**Given request:** Gather each line of the entries below that includes "label".

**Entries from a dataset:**
• • • • • • •

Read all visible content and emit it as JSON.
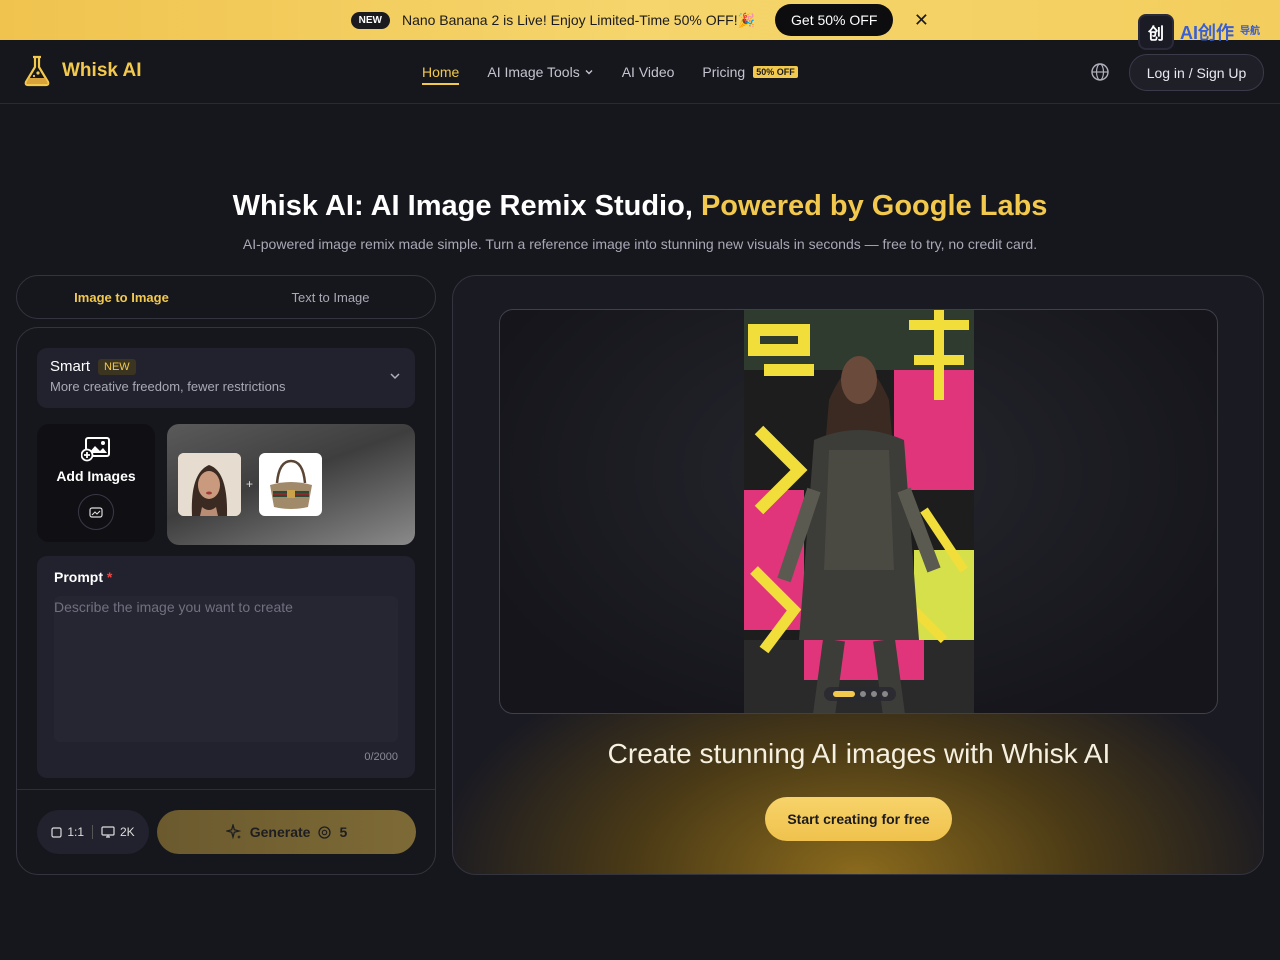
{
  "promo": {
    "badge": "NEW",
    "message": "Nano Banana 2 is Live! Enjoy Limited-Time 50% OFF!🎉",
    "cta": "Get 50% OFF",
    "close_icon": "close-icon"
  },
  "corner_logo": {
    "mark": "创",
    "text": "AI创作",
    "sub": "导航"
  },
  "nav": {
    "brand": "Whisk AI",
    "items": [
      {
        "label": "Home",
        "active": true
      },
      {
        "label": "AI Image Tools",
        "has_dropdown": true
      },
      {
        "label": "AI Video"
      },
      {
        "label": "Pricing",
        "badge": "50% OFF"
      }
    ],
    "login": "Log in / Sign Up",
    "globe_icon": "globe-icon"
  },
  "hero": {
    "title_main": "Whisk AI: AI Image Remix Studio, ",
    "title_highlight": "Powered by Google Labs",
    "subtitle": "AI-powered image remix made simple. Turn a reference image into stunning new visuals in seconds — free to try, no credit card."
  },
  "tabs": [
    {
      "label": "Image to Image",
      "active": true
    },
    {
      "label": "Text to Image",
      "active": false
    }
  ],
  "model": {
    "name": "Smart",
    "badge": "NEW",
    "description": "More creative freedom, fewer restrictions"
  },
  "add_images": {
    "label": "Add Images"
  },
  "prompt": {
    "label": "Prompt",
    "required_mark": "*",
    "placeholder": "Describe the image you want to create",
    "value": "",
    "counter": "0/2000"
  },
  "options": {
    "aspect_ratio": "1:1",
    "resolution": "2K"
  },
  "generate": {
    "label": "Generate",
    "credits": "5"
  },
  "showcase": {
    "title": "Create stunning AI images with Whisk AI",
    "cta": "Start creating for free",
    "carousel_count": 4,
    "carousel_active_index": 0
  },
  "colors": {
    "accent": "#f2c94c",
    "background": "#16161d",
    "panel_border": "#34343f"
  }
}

• • • • • • •

**Task solution:**
        "label": "Home",
        "label": "AI Image Tools",
        "label": "AI Video"
        "label": "Pricing",
      "label": "Image to Image",
      "label": "Text to Image",
    "label": "Add Images"
    "label": "Prompt",
    "label": "Generate",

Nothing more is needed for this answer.